Problem to work on: Word for word, set down the records and skip each picture.

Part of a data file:
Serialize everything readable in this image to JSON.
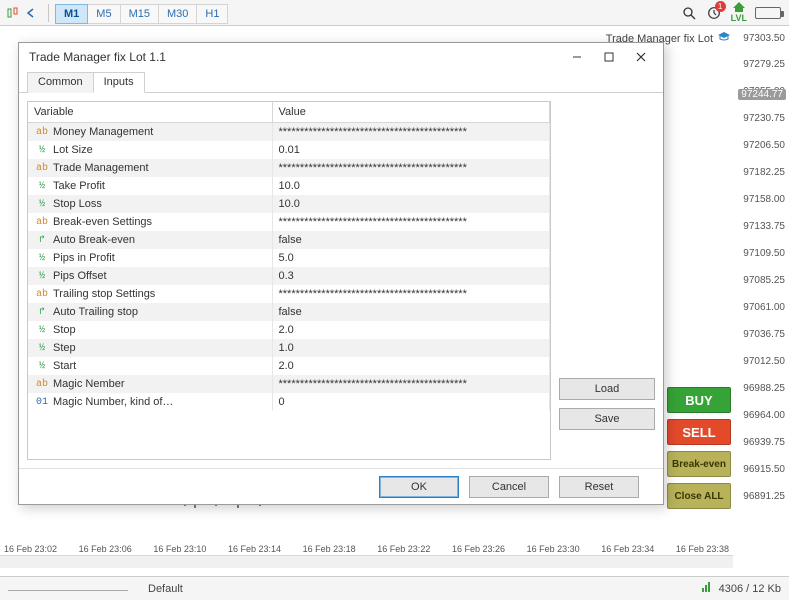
{
  "toolbar": {
    "timeframes": [
      "M1",
      "M5",
      "M15",
      "M30",
      "H1"
    ],
    "active_tf_index": 0,
    "notification_count": "1",
    "lvl_label": "LVL"
  },
  "ea_label": "Trade Manager fix Lot",
  "price_axis": {
    "ticks": [
      "97303.50",
      "97279.25",
      "97255.00",
      "97230.75",
      "97206.50",
      "97182.25",
      "97158.00",
      "97133.75",
      "97109.50",
      "97085.25",
      "97061.00",
      "97036.75",
      "97012.50",
      "96988.25",
      "96964.00",
      "96939.75",
      "96915.50",
      "96891.25"
    ],
    "highlight": "97244.77"
  },
  "action_buttons": {
    "buy": "BUY",
    "sell": "SELL",
    "be": "Break-even",
    "close": "Close ALL"
  },
  "time_axis": [
    "16 Feb 23:02",
    "16 Feb 23:06",
    "16 Feb 23:10",
    "16 Feb 23:14",
    "16 Feb 23:18",
    "16 Feb 23:22",
    "16 Feb 23:26",
    "16 Feb 23:30",
    "16 Feb 23:34",
    "16 Feb 23:38"
  ],
  "status_bar": {
    "profile": "Default",
    "traffic": "4306 / 12 Kb"
  },
  "dialog": {
    "title": "Trade Manager fix Lot 1.1",
    "tabs": {
      "common": "Common",
      "inputs": "Inputs"
    },
    "headers": {
      "variable": "Variable",
      "value": "Value"
    },
    "rows": [
      {
        "icon": "ab",
        "name": "Money Management",
        "value": "********************************************"
      },
      {
        "icon": "half",
        "name": "Lot Size",
        "value": "0.01"
      },
      {
        "icon": "ab",
        "name": "Trade Management",
        "value": "********************************************"
      },
      {
        "icon": "half",
        "name": "Take Profit",
        "value": "10.0"
      },
      {
        "icon": "half",
        "name": "Stop Loss",
        "value": "10.0"
      },
      {
        "icon": "ab",
        "name": "Break-even Settings",
        "value": "********************************************"
      },
      {
        "icon": "ret",
        "name": "Auto Break-even",
        "value": "false"
      },
      {
        "icon": "half",
        "name": "Pips in Profit",
        "value": "5.0"
      },
      {
        "icon": "half",
        "name": "Pips Offset",
        "value": "0.3"
      },
      {
        "icon": "ab",
        "name": "Trailing stop Settings",
        "value": "********************************************"
      },
      {
        "icon": "ret",
        "name": "Auto Trailing stop",
        "value": "false"
      },
      {
        "icon": "half",
        "name": "Stop",
        "value": "2.0"
      },
      {
        "icon": "half",
        "name": "Step",
        "value": "1.0"
      },
      {
        "icon": "half",
        "name": "Start",
        "value": "2.0"
      },
      {
        "icon": "ab",
        "name": "Magic Nember",
        "value": "********************************************"
      },
      {
        "icon": "oi",
        "name": "Magic Number, kind of…",
        "value": "0"
      }
    ],
    "side": {
      "load": "Load",
      "save": "Save"
    },
    "footer": {
      "ok": "OK",
      "cancel": "Cancel",
      "reset": "Reset"
    }
  }
}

Output of the exercise:
Serialize everything readable in this image to JSON.
{
  "toolbar": {
    "timeframes": [
      "M1",
      "M5",
      "M15",
      "M30",
      "H1"
    ],
    "active_tf_index": 0,
    "notification_count": "1",
    "lvl_label": "LVL"
  },
  "ea_label": "Trade Manager fix Lot",
  "price_axis": {
    "ticks": [
      "97303.50",
      "97279.25",
      "97255.00",
      "97230.75",
      "97206.50",
      "97182.25",
      "97158.00",
      "97133.75",
      "97109.50",
      "97085.25",
      "97061.00",
      "97036.75",
      "97012.50",
      "96988.25",
      "96964.00",
      "96939.75",
      "96915.50",
      "96891.25"
    ],
    "highlight": "97244.77"
  },
  "action_buttons": {
    "buy": "BUY",
    "sell": "SELL",
    "be": "Break-even",
    "close": "Close ALL"
  },
  "time_axis": [
    "16 Feb 23:02",
    "16 Feb 23:06",
    "16 Feb 23:10",
    "16 Feb 23:14",
    "16 Feb 23:18",
    "16 Feb 23:22",
    "16 Feb 23:26",
    "16 Feb 23:30",
    "16 Feb 23:34",
    "16 Feb 23:38"
  ],
  "status_bar": {
    "profile": "Default",
    "traffic": "4306 / 12 Kb"
  },
  "dialog": {
    "title": "Trade Manager fix Lot 1.1",
    "tabs": {
      "common": "Common",
      "inputs": "Inputs"
    },
    "headers": {
      "variable": "Variable",
      "value": "Value"
    },
    "rows": [
      {
        "icon": "ab",
        "name": "Money Management",
        "value": "********************************************"
      },
      {
        "icon": "half",
        "name": "Lot Size",
        "value": "0.01"
      },
      {
        "icon": "ab",
        "name": "Trade Management",
        "value": "********************************************"
      },
      {
        "icon": "half",
        "name": "Take Profit",
        "value": "10.0"
      },
      {
        "icon": "half",
        "name": "Stop Loss",
        "value": "10.0"
      },
      {
        "icon": "ab",
        "name": "Break-even Settings",
        "value": "********************************************"
      },
      {
        "icon": "ret",
        "name": "Auto Break-even",
        "value": "false"
      },
      {
        "icon": "half",
        "name": "Pips in Profit",
        "value": "5.0"
      },
      {
        "icon": "half",
        "name": "Pips Offset",
        "value": "0.3"
      },
      {
        "icon": "ab",
        "name": "Trailing stop Settings",
        "value": "********************************************"
      },
      {
        "icon": "ret",
        "name": "Auto Trailing stop",
        "value": "false"
      },
      {
        "icon": "half",
        "name": "Stop",
        "value": "2.0"
      },
      {
        "icon": "half",
        "name": "Step",
        "value": "1.0"
      },
      {
        "icon": "half",
        "name": "Start",
        "value": "2.0"
      },
      {
        "icon": "ab",
        "name": "Magic Nember",
        "value": "********************************************"
      },
      {
        "icon": "oi",
        "name": "Magic Number, kind of…",
        "value": "0"
      }
    ],
    "side": {
      "load": "Load",
      "save": "Save"
    },
    "footer": {
      "ok": "OK",
      "cancel": "Cancel",
      "reset": "Reset"
    }
  }
}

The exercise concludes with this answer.